» **Description of the task**:
Select all lines with the string "Contains" in them, and copy those lines.
begin
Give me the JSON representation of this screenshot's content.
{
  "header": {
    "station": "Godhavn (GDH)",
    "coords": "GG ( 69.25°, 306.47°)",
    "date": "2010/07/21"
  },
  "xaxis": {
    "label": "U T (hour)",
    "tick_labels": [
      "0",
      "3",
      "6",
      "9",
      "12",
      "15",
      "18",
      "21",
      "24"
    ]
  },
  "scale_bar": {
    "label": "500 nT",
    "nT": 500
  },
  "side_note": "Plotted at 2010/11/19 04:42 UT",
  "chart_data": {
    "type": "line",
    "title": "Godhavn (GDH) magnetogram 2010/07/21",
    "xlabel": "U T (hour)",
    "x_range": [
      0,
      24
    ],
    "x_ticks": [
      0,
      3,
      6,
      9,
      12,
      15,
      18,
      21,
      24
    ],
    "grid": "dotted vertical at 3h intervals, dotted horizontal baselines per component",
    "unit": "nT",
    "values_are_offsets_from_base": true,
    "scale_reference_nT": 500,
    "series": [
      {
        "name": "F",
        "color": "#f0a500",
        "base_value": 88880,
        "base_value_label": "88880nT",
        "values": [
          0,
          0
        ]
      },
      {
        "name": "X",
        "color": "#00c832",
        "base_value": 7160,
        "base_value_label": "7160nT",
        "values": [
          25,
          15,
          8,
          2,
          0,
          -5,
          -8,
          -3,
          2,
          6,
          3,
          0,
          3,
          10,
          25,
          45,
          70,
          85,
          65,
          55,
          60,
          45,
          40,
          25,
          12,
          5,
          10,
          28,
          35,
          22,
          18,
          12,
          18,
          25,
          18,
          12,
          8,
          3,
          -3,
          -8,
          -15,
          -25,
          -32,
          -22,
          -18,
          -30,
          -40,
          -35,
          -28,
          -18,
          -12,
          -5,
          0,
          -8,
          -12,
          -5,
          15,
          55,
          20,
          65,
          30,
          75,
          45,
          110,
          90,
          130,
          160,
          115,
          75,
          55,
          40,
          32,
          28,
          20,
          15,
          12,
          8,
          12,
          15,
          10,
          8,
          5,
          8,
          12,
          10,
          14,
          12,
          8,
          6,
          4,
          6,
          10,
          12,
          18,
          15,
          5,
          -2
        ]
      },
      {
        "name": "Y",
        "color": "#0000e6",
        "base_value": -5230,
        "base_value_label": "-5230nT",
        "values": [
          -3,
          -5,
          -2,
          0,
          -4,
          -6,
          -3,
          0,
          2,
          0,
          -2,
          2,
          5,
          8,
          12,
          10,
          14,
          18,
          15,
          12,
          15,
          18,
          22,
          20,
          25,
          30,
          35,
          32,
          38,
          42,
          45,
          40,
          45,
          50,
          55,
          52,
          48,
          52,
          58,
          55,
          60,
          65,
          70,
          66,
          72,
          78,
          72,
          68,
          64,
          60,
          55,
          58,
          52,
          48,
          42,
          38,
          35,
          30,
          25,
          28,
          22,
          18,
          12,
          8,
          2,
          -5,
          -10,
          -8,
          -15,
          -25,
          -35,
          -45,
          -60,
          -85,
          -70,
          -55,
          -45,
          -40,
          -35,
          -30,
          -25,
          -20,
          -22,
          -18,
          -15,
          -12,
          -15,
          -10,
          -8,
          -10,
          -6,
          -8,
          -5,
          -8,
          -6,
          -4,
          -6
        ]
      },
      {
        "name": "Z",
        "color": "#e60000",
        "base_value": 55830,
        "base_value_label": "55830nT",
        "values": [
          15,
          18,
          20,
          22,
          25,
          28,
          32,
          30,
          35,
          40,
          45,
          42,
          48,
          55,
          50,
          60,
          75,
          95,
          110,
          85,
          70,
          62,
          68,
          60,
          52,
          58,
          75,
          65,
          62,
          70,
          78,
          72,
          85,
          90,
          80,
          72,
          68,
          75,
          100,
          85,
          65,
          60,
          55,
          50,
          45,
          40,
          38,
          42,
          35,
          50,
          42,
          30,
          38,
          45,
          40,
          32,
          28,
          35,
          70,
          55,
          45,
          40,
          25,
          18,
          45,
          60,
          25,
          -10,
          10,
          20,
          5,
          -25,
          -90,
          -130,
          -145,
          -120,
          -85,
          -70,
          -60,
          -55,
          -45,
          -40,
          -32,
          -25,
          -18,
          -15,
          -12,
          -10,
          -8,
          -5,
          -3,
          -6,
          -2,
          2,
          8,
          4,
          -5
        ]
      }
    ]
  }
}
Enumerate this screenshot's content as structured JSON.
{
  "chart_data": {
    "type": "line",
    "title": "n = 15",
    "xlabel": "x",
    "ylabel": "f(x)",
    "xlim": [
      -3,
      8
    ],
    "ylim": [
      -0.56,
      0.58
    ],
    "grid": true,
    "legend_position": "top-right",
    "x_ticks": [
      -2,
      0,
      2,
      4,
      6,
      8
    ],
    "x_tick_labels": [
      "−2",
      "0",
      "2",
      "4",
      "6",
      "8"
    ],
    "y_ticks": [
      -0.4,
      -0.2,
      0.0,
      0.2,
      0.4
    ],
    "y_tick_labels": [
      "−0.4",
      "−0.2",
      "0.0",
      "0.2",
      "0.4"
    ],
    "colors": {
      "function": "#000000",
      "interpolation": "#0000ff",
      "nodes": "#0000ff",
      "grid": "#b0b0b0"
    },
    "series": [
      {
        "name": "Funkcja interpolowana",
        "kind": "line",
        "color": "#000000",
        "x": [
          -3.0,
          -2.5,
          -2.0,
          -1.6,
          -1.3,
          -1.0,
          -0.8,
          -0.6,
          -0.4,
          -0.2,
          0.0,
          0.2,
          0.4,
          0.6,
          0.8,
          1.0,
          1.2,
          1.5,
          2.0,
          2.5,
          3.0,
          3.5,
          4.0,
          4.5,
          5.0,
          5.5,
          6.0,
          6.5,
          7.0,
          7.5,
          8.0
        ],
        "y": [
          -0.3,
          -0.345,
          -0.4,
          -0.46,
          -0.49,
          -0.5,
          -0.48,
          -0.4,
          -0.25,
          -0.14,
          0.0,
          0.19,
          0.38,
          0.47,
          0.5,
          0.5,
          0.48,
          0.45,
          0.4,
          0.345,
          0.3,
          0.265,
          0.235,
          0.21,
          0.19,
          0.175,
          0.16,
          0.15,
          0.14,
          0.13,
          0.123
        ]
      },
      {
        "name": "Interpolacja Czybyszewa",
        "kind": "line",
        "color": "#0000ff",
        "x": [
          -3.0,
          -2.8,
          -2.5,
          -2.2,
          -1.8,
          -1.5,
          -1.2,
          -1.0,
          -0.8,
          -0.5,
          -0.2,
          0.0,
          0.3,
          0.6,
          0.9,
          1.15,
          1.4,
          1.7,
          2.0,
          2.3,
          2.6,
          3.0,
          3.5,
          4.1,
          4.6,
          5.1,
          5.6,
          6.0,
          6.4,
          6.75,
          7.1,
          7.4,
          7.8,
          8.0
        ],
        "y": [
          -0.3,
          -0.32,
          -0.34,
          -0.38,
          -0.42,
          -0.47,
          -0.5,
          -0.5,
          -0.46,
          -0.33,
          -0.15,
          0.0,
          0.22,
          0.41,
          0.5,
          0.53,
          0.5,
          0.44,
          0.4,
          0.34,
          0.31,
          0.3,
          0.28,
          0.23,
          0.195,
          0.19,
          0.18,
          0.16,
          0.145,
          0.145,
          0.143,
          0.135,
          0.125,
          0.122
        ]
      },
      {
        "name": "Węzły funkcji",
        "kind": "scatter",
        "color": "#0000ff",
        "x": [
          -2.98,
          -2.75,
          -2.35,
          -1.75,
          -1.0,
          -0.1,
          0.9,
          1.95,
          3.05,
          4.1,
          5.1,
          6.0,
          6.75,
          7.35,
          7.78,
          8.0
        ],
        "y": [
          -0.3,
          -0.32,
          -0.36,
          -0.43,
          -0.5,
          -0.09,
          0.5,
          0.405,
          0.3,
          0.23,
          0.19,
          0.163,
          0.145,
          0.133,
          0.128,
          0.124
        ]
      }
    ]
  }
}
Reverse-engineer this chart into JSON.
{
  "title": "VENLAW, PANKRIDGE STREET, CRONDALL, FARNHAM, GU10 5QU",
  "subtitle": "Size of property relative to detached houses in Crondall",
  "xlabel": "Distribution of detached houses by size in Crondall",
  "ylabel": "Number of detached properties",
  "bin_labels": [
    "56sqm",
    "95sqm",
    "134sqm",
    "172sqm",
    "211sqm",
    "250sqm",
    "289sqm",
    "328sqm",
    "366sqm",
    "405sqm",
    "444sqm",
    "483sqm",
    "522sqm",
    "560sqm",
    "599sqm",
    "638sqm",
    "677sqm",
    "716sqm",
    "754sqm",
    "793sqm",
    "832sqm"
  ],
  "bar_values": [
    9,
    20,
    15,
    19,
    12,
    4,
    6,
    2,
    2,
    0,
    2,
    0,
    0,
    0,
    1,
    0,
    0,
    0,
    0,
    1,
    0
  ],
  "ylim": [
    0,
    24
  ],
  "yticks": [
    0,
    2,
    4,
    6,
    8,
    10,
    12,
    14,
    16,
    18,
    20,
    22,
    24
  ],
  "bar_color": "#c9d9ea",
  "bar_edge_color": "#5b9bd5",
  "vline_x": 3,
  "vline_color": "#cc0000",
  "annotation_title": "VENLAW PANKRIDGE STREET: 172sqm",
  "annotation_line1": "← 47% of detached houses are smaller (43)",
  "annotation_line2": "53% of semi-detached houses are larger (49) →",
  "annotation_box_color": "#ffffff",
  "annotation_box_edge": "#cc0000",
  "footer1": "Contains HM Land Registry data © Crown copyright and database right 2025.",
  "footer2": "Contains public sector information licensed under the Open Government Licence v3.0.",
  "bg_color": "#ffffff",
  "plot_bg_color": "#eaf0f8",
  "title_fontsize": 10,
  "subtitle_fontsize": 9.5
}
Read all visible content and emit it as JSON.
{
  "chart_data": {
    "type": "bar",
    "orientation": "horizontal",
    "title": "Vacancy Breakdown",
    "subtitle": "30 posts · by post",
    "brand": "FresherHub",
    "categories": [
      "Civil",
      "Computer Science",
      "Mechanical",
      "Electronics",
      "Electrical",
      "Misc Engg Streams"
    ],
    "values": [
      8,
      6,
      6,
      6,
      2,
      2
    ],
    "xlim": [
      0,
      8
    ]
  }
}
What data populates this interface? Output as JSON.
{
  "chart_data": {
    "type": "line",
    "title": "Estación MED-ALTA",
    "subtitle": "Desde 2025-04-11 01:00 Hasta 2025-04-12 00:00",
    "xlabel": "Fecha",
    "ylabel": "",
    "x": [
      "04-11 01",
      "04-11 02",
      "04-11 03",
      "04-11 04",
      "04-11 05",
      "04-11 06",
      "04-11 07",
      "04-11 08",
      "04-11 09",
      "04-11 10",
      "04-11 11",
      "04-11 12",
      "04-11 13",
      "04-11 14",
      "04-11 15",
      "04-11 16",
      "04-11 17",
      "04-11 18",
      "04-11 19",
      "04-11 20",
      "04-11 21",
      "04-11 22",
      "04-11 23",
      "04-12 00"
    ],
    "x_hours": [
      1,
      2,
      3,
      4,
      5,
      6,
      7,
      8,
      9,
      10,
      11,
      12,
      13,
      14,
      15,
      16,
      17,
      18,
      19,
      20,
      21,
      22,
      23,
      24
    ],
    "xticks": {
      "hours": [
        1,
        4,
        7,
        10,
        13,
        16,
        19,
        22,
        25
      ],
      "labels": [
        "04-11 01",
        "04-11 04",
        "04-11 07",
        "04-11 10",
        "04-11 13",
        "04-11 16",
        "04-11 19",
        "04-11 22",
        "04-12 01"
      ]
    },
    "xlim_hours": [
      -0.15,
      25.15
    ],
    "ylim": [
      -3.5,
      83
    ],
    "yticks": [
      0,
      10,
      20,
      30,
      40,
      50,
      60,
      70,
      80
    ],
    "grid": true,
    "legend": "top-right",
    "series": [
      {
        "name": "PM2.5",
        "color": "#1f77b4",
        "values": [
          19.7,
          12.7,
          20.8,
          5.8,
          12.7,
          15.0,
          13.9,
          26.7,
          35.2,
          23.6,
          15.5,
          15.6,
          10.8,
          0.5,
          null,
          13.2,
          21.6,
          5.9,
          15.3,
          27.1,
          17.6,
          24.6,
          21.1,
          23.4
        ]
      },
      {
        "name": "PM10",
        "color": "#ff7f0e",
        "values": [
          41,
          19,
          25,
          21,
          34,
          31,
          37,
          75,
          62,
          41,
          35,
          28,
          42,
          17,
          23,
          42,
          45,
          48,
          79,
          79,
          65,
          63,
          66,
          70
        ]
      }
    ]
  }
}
end
» **Reply**:
  "footer1": "Contains HM Land Registry data © Crown copyright and database right 2025.",
  "footer2": "Contains public sector information licensed under the Open Government Licence v3.0.",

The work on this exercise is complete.